(A run of records)
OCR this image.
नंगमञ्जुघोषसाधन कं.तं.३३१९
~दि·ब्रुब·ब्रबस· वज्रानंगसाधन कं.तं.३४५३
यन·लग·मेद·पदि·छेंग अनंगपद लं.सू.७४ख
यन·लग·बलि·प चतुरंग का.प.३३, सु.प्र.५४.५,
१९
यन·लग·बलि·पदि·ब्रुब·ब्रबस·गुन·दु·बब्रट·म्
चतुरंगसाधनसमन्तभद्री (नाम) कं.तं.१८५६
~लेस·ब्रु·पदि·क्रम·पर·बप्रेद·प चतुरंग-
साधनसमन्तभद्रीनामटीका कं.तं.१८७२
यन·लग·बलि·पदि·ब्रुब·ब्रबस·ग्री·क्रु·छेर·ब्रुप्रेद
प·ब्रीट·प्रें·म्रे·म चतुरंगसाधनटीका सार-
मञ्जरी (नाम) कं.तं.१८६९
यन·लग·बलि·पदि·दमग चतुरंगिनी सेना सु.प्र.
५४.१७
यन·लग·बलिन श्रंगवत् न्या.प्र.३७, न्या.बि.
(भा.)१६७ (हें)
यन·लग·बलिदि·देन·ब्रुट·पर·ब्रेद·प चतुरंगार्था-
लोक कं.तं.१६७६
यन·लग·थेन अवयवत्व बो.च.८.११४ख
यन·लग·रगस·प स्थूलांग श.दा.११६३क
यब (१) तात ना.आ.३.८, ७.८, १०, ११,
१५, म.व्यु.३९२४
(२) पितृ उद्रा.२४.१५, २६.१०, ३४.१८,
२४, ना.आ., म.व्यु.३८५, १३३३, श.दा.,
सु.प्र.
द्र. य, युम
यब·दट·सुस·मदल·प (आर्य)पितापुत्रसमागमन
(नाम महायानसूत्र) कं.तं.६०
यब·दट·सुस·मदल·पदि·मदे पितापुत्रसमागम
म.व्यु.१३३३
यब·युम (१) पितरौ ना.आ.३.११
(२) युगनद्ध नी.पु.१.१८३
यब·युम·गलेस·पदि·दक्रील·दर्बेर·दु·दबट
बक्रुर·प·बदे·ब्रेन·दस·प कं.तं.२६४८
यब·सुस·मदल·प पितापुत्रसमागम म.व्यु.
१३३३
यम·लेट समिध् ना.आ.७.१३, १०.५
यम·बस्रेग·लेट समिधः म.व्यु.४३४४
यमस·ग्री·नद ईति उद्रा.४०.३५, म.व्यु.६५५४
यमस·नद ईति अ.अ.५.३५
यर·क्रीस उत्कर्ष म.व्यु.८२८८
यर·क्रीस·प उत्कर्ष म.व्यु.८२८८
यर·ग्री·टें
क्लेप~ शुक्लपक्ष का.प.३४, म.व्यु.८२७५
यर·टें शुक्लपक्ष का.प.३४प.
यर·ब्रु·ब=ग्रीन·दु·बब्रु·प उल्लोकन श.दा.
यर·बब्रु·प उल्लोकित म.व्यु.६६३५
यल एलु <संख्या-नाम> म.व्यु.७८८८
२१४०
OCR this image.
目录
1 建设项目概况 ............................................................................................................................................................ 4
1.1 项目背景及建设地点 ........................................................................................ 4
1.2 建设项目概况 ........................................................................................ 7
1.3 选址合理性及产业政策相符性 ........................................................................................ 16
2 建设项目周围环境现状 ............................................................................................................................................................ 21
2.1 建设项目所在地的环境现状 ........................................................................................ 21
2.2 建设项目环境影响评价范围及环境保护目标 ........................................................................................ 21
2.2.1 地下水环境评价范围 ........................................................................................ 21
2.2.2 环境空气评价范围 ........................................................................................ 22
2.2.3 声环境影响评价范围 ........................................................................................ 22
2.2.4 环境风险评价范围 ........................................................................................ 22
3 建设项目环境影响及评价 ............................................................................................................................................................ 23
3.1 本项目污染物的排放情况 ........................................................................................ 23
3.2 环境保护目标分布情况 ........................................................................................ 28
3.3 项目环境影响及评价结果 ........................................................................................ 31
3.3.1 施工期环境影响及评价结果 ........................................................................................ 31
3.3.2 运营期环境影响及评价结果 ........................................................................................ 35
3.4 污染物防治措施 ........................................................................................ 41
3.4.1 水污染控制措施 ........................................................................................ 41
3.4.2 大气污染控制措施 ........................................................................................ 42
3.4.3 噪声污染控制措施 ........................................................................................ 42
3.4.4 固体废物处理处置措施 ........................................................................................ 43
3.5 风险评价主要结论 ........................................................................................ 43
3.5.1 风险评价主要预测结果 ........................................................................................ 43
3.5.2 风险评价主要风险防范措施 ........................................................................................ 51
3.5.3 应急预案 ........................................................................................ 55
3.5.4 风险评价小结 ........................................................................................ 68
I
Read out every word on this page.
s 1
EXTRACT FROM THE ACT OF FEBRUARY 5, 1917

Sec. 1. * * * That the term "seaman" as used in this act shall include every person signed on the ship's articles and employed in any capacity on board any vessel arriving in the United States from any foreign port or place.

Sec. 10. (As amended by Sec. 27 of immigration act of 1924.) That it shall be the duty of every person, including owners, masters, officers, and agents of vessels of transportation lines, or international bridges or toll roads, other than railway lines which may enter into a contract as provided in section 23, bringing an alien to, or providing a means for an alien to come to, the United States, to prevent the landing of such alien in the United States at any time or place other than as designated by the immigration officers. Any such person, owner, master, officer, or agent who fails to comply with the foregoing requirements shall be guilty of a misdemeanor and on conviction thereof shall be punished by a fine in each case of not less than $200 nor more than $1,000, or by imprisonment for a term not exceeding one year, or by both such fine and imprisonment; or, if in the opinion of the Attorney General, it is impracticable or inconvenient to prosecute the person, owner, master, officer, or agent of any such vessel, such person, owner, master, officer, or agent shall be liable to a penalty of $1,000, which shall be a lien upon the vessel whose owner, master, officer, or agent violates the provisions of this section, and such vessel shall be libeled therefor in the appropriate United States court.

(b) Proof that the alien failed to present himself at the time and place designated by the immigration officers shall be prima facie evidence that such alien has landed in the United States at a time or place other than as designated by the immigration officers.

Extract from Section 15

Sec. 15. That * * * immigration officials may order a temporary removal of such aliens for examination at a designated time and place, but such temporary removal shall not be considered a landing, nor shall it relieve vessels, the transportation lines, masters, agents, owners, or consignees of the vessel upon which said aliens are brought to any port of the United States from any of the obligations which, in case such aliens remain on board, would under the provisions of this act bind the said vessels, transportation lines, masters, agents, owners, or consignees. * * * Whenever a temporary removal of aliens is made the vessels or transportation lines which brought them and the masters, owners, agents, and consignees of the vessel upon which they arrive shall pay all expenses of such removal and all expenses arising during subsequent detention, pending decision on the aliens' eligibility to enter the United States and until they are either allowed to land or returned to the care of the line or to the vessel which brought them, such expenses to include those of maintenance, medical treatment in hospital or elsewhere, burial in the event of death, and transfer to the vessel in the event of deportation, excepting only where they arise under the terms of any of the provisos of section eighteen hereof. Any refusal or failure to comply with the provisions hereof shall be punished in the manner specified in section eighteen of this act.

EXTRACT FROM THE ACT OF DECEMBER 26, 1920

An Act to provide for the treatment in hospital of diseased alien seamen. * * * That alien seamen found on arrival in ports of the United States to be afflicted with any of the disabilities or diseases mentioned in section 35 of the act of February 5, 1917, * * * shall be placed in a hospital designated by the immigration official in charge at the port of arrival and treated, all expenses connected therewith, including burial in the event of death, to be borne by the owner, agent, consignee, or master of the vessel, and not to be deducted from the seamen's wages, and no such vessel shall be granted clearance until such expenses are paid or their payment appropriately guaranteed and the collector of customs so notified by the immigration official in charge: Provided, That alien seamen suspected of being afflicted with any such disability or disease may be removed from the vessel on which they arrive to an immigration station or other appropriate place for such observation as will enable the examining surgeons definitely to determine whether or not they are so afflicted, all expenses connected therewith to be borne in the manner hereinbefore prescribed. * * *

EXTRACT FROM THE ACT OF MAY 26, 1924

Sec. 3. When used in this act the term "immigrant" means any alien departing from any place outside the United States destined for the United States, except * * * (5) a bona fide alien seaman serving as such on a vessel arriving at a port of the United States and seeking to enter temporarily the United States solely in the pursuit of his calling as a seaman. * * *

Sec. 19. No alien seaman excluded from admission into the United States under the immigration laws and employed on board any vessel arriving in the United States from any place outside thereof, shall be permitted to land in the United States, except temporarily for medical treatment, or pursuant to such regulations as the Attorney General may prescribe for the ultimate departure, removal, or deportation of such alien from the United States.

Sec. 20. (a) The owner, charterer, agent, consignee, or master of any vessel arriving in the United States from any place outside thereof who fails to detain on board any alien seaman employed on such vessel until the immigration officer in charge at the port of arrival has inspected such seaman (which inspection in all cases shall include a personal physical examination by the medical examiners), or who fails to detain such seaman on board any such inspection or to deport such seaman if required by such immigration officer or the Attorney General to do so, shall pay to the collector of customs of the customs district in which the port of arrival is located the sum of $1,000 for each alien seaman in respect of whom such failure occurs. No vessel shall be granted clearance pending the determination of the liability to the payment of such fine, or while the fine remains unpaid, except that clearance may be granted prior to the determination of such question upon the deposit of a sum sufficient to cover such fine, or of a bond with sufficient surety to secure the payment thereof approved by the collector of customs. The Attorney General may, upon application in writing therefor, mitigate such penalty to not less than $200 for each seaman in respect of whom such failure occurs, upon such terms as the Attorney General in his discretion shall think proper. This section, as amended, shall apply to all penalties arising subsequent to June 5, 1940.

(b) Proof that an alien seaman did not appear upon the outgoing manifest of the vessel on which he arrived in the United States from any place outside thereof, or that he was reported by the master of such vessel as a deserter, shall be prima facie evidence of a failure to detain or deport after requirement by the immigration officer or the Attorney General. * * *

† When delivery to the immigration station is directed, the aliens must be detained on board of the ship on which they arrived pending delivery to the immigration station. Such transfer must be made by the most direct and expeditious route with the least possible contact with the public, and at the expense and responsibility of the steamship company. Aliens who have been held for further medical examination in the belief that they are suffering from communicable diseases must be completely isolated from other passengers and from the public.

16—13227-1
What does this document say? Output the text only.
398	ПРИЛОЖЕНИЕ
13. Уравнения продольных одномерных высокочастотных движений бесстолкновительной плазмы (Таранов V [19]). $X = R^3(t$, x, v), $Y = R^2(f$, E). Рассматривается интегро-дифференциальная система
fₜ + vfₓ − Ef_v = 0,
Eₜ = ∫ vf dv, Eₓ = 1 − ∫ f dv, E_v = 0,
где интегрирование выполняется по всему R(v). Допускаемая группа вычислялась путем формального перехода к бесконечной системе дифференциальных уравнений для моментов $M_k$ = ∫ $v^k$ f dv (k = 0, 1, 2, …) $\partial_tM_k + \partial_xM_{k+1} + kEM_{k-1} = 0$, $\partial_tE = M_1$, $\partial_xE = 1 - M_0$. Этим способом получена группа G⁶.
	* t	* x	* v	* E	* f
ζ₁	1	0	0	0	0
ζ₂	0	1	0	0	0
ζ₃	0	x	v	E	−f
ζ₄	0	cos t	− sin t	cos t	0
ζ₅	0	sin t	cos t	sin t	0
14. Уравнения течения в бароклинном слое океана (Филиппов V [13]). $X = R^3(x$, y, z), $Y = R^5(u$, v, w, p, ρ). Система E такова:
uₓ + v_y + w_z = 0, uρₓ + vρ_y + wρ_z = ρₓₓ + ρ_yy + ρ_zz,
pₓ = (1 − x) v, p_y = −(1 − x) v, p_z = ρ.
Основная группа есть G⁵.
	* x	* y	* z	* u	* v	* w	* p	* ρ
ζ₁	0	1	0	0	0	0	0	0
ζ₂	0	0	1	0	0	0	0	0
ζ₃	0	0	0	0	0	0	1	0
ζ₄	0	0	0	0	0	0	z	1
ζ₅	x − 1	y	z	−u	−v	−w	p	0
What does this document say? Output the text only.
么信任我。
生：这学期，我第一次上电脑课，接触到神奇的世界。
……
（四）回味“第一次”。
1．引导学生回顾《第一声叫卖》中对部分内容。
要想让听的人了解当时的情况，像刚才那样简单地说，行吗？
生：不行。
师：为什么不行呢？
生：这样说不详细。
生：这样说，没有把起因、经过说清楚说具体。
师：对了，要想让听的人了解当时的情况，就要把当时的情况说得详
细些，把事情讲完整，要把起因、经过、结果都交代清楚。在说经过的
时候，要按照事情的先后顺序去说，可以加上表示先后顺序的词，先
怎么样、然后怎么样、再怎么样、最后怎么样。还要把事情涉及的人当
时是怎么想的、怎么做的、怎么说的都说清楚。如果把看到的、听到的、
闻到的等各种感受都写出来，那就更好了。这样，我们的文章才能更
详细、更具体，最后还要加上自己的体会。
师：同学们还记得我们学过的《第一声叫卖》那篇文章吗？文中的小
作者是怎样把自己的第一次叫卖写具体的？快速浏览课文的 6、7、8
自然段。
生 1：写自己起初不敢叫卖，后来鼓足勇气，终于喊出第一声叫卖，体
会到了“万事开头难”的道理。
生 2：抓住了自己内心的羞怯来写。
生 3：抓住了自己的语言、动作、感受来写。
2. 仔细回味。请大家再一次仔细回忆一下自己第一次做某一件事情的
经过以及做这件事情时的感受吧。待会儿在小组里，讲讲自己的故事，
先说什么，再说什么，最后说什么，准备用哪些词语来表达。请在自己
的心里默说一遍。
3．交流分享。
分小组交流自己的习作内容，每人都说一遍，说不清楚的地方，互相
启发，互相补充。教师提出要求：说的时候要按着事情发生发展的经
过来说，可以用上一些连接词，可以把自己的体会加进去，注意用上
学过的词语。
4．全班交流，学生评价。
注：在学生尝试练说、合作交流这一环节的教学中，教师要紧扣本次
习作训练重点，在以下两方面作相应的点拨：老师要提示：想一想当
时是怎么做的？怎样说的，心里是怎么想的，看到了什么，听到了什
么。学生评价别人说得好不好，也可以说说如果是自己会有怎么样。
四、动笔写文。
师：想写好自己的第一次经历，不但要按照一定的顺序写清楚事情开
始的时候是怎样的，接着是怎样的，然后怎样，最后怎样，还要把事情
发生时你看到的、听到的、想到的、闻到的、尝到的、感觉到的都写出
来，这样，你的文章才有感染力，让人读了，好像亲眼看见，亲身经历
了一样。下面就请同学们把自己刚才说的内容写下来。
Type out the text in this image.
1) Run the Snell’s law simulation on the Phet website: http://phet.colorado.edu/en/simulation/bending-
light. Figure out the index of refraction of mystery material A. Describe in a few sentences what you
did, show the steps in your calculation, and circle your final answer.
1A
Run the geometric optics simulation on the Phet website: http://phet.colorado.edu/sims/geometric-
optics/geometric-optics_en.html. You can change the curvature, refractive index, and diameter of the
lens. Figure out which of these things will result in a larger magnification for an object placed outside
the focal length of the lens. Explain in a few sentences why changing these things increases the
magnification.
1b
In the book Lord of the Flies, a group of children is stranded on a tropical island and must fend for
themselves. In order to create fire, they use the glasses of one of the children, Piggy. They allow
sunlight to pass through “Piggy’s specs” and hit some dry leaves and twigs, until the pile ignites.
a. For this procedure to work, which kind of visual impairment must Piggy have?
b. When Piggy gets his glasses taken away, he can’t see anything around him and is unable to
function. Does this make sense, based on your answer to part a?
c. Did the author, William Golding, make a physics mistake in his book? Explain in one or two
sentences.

▸ **Written problem**:
Where a line above holds the string "sentences", show that line.

▸ **Worked answer**:
light. Figure out the index of refraction of mystery material A. Describe in a few sentences what you
the focal length of the lens. Explain in a few sentences why changing these things increases the
sentences.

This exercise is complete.